** Start **

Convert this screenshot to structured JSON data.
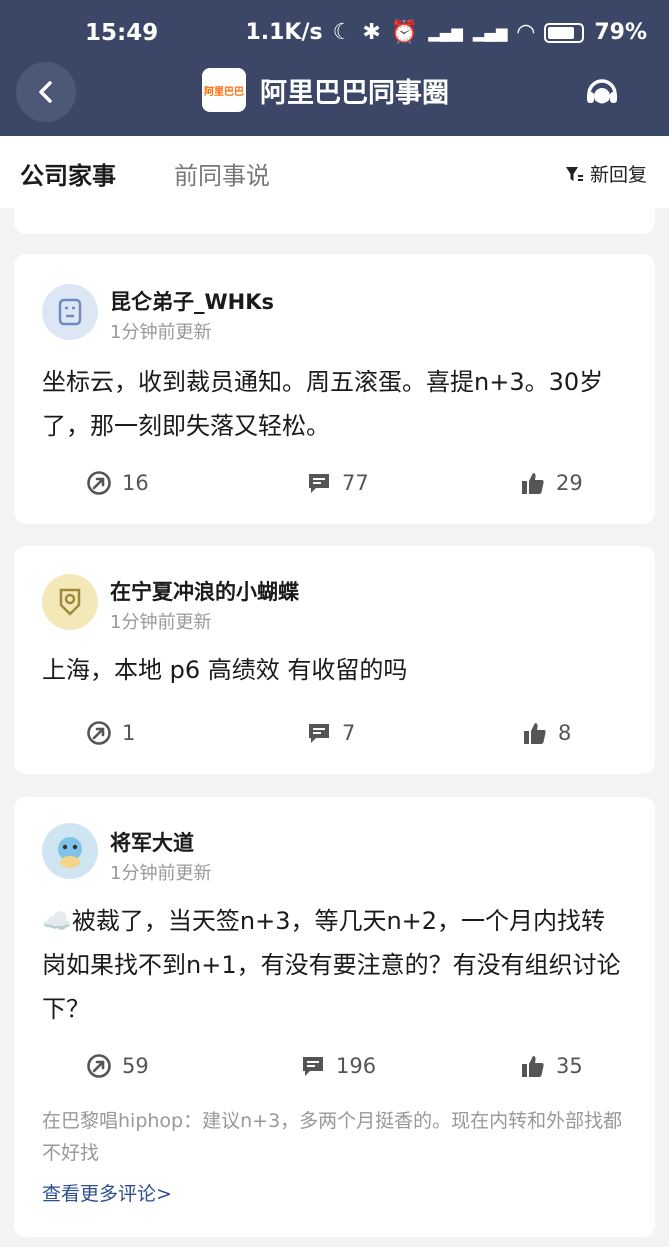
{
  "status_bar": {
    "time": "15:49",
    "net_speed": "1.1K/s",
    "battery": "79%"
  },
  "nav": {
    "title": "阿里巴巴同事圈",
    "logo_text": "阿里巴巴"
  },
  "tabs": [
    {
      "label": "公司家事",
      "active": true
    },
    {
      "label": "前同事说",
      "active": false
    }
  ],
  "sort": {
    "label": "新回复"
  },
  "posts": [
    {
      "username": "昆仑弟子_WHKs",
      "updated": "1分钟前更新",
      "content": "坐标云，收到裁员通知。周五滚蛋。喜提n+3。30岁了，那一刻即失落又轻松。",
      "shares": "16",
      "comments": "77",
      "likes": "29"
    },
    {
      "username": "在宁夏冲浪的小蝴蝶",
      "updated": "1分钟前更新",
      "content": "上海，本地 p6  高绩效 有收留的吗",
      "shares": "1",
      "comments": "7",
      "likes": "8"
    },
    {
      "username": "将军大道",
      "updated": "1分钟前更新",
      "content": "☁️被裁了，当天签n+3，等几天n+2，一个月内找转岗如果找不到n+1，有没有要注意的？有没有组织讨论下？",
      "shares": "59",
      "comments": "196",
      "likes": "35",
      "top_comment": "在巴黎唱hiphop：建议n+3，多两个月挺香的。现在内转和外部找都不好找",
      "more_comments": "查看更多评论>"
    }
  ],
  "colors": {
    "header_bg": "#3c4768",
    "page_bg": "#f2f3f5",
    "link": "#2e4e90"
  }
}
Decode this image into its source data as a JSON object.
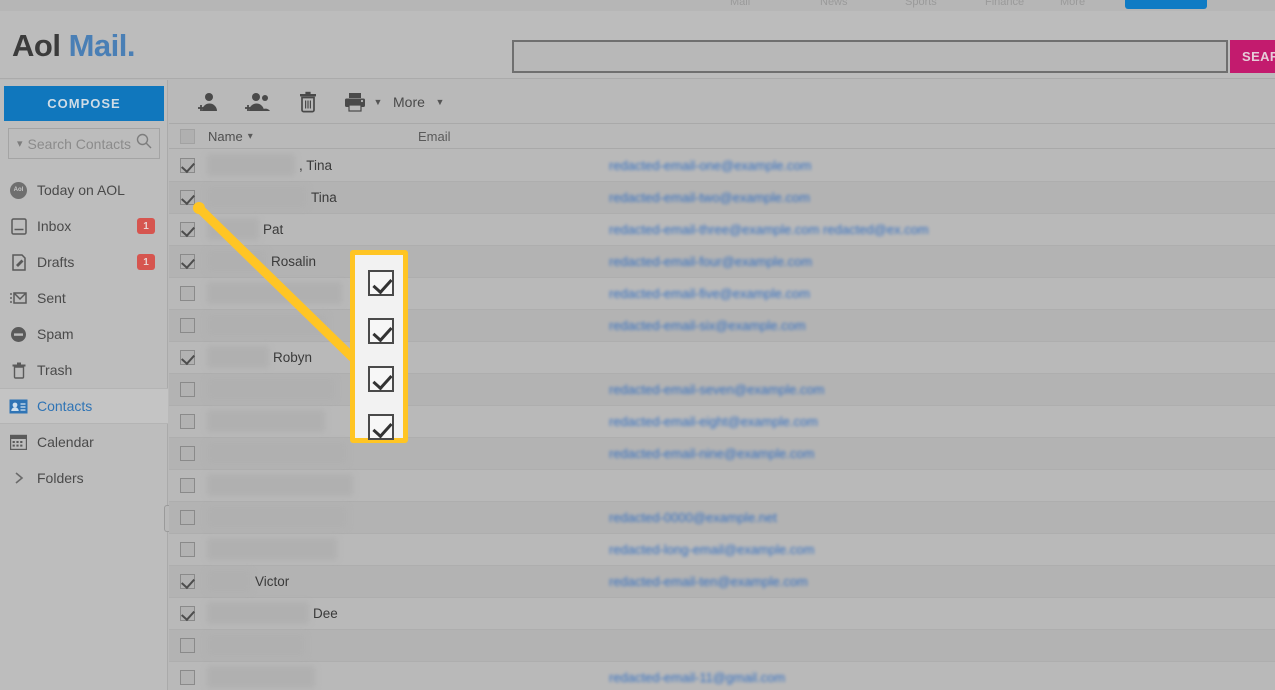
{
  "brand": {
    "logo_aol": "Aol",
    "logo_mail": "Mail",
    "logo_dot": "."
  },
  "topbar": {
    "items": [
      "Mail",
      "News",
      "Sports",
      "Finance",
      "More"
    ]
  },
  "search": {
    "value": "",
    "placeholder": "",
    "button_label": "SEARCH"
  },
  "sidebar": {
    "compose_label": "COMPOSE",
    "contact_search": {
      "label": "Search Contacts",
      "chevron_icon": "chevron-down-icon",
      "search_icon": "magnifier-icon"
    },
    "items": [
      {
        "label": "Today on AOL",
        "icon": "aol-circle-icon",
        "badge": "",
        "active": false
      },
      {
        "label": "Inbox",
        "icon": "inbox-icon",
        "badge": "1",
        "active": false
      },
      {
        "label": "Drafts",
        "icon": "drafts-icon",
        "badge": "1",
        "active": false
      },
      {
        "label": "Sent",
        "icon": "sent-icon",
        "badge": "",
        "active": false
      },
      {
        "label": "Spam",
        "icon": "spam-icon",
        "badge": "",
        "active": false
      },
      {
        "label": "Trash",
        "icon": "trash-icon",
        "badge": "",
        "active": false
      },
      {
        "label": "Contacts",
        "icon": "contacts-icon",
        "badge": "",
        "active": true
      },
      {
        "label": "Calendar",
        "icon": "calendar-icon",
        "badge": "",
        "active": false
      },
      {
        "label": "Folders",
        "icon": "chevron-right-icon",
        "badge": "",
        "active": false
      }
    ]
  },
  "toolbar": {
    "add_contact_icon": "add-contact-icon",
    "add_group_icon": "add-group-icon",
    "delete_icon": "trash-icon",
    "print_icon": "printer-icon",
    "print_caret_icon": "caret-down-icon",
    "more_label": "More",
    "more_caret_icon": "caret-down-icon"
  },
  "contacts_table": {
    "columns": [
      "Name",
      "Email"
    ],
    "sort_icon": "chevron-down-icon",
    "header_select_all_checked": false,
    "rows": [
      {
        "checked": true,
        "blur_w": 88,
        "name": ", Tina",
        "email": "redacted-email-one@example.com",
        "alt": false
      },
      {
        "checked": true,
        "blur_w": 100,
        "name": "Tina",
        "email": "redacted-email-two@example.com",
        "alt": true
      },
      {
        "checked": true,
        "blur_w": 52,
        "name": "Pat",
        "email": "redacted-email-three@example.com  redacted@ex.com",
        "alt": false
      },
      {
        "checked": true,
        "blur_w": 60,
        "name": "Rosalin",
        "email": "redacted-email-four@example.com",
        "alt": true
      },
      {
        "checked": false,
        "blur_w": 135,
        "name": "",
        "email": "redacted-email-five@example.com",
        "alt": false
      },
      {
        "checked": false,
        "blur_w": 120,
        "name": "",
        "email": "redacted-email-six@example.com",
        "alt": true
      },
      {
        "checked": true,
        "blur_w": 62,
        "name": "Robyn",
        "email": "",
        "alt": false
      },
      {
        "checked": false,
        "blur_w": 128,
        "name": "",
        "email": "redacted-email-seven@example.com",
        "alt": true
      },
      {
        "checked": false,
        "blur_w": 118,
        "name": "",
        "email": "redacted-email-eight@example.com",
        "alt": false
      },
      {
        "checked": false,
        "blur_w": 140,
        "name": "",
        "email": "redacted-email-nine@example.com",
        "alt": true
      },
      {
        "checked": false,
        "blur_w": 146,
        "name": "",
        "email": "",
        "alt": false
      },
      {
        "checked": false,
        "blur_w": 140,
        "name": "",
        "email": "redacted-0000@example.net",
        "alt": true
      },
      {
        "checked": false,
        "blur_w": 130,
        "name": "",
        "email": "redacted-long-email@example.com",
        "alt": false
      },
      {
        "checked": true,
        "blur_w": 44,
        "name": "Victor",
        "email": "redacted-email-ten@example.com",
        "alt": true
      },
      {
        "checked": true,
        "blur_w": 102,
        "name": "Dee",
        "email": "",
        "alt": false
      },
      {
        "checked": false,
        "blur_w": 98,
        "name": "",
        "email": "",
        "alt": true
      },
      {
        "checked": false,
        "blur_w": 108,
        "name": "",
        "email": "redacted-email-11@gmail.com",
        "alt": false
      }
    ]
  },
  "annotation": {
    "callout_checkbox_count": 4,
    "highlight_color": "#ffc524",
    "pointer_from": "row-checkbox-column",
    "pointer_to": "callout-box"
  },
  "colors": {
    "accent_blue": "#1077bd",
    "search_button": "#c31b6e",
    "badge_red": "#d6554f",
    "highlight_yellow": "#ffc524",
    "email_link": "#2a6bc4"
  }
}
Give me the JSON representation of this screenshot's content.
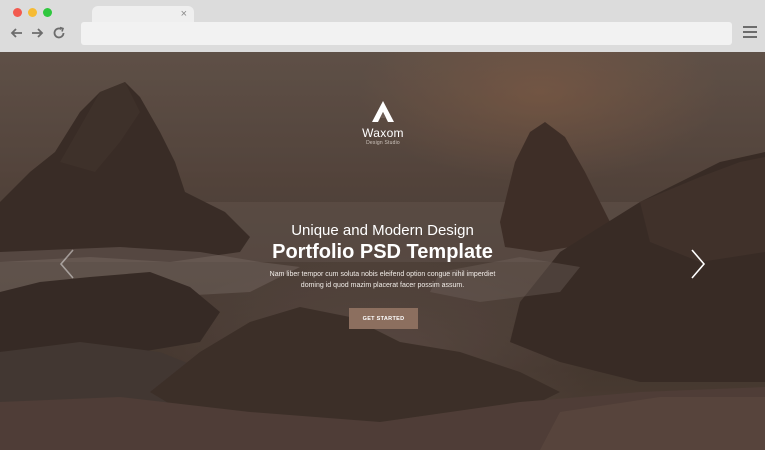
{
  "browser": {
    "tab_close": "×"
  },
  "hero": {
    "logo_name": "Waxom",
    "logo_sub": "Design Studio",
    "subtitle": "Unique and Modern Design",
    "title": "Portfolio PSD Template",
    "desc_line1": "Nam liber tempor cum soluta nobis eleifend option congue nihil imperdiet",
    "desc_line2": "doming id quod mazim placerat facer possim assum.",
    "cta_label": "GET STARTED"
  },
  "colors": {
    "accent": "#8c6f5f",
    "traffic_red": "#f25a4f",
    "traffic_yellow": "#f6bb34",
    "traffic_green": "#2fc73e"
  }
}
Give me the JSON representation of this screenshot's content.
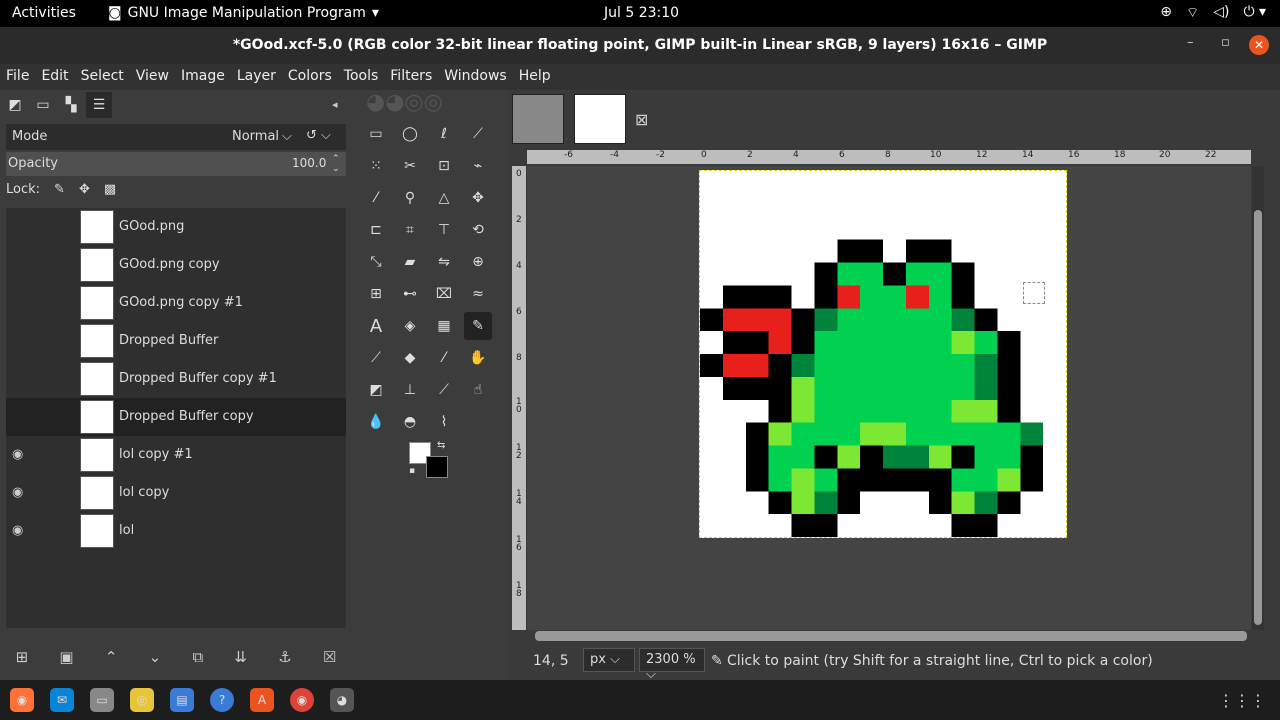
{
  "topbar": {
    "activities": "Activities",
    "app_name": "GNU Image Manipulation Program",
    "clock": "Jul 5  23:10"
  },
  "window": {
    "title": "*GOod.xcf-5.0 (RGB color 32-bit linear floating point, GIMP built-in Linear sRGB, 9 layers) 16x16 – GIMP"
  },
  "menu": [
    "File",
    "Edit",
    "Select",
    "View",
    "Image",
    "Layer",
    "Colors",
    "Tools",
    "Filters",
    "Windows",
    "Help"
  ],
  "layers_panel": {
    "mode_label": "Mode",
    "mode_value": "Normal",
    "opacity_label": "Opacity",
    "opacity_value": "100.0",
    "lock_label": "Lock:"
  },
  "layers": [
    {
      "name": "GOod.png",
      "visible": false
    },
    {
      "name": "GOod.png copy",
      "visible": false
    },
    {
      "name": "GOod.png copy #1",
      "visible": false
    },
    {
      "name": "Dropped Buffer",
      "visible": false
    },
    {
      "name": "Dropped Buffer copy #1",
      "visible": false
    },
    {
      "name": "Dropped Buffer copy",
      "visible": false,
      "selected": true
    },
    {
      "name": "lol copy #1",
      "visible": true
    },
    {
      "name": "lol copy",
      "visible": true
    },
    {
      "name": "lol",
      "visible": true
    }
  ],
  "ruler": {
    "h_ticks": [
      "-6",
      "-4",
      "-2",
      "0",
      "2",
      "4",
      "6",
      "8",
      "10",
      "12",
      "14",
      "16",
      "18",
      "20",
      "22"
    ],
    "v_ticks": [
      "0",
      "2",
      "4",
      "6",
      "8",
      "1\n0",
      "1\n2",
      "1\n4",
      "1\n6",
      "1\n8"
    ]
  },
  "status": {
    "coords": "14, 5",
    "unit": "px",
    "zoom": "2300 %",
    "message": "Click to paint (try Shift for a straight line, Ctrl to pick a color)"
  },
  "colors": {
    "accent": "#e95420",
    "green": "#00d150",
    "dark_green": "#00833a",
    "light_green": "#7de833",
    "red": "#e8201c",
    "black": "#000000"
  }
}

** End **

Task statement — Return every line holding the word "data" from the records.

Full output —
Convert this screenshot to structured JSON data.
Decode this image into its source data as a JSON object.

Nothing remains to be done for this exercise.